• YOUR GOAL
Please give the listing again in its entirety, exactly as written.

• INFORMATION SHOWN

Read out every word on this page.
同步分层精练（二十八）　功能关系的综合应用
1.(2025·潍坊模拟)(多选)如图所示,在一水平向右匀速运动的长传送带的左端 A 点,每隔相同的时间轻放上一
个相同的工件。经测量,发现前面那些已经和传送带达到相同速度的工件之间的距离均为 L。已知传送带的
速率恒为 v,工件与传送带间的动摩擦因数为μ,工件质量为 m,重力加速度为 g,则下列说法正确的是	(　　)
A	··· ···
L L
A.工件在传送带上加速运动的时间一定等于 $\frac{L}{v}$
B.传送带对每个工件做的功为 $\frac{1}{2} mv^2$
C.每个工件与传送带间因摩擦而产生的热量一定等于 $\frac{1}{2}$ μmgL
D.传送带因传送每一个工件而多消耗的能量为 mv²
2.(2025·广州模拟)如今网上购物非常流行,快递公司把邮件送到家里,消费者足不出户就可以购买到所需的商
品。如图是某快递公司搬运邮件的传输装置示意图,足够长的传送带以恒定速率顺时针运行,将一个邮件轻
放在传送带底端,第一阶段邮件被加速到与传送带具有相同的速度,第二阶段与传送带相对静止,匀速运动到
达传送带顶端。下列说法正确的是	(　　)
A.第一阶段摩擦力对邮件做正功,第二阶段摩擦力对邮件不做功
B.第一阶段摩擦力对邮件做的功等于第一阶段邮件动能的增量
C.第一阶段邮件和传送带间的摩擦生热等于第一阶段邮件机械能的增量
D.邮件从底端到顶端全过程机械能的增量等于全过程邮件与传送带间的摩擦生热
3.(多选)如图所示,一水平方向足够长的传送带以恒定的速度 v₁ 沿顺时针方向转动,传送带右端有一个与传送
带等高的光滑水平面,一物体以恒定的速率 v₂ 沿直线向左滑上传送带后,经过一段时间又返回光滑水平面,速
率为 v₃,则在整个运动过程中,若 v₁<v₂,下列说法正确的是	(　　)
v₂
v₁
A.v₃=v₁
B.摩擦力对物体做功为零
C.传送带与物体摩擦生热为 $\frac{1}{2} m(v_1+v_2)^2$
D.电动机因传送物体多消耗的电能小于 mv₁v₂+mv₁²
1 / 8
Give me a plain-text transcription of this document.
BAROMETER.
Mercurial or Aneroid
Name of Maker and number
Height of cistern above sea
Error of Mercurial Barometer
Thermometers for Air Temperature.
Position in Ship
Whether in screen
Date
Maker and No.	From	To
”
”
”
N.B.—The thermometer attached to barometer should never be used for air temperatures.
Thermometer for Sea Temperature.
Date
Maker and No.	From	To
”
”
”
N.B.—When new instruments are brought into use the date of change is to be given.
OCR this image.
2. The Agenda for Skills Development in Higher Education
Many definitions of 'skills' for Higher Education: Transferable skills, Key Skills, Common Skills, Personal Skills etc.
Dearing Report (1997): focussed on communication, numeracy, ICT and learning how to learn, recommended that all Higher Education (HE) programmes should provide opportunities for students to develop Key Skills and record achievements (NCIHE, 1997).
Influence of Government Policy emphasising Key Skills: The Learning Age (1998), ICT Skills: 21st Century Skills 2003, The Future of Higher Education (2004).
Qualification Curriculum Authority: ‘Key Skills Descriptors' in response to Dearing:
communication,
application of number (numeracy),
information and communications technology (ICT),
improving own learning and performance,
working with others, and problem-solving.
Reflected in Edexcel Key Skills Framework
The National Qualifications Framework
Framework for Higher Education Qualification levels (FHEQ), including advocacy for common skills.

• RESPONSE TO THIS EXERCISE
Read out every word on this page.
同步分层精练（二十八）　功能关系的综合应用
1.(2025·潍坊模拟)(多选)如图所示,在一水平向右匀速运动的长传送带的左端 A 点,每隔相同的时间轻放上一
个相同的工件。经测量,发现前面那些已经和传送带达到相同速度的工件之间的距离均为 L。已知传送带的
速率恒为 v,工件与传送带间的动摩擦因数为μ,工件质量为 m,重力加速度为 g,则下列说法正确的是	(　　)
A	··· ···
L L
A.工件在传送带上加速运动的时间一定等于 $\frac{L}{v}$
B.传送带对每个工件做的功为 $\frac{1}{2} mv^2$
C.每个工件与传送带间因摩擦而产生的热量一定等于 $\frac{1}{2}$ μmgL
D.传送带因传送每一个工件而多消耗的能量为 mv²
2.(2025·广州模拟)如今网上购物非常流行,快递公司把邮件送到家里,消费者足不出户就可以购买到所需的商
品。如图是某快递公司搬运邮件的传输装置示意图,足够长的传送带以恒定速率顺时针运行,将一个邮件轻
放在传送带底端,第一阶段邮件被加速到与传送带具有相同的速度,第二阶段与传送带相对静止,匀速运动到
达传送带顶端。下列说法正确的是	(　　)
A.第一阶段摩擦力对邮件做正功,第二阶段摩擦力对邮件不做功
B.第一阶段摩擦力对邮件做的功等于第一阶段邮件动能的增量
C.第一阶段邮件和传送带间的摩擦生热等于第一阶段邮件机械能的增量
D.邮件从底端到顶端全过程机械能的增量等于全过程邮件与传送带间的摩擦生热
3.(多选)如图所示,一水平方向足够长的传送带以恒定的速度 v₁ 沿顺时针方向转动,传送带右端有一个与传送
带等高的光滑水平面,一物体以恒定的速率 v₂ 沿直线向左滑上传送带后,经过一段时间又返回光滑水平面,速
率为 v₃,则在整个运动过程中,若 v₁<v₂,下列说法正确的是	(　　)
v₂
v₁
A.v₃=v₁
B.摩擦力对物体做功为零
C.传送带与物体摩擦生热为 $\frac{1}{2} m(v_1+v_2)^2$
D.电动机因传送物体多消耗的电能小于 mv₁v₂+mv₁²
1 / 8
Give me a plain-text transcription of this document.
BAROMETER.
Mercurial or Aneroid
Name of Maker and number
Height of cistern above sea
Error of Mercurial Barometer
Thermometers for Air Temperature.
Position in Ship
Whether in screen
Date
Maker and No.	From	To
”
”
”
N.B.—The thermometer attached to barometer should never be used for air temperatures.
Thermometer for Sea Temperature.
Date
Maker and No.	From	To
”
”
”
N.B.—When new instruments are brought into use the date of change is to be given.
OCR this image.
2. The Agenda for Skills Development in Higher Education
Many definitions of 'skills' for Higher Education: Transferable skills, Key Skills, Common Skills, Personal Skills etc.
Dearing Report (1997): focussed on communication, numeracy, ICT and learning how to learn, recommended that all Higher Education (HE) programmes should provide opportunities for students to develop Key Skills and record achievements (NCIHE, 1997).
Influence of Government Policy emphasising Key Skills: The Learning Age (1998), ICT Skills: 21st Century Skills 2003, The Future of Higher Education (2004).
Qualification Curriculum Authority: ‘Key Skills Descriptors' in response to Dearing:
communication,
application of number (numeracy),
information and communications technology (ICT),
improving own learning and performance,
working with others, and problem-solving.
Reflected in Edexcel Key Skills Framework
The National Qualifications Framework
Framework for Higher Education Qualification levels (FHEQ), including advocacy for common skills.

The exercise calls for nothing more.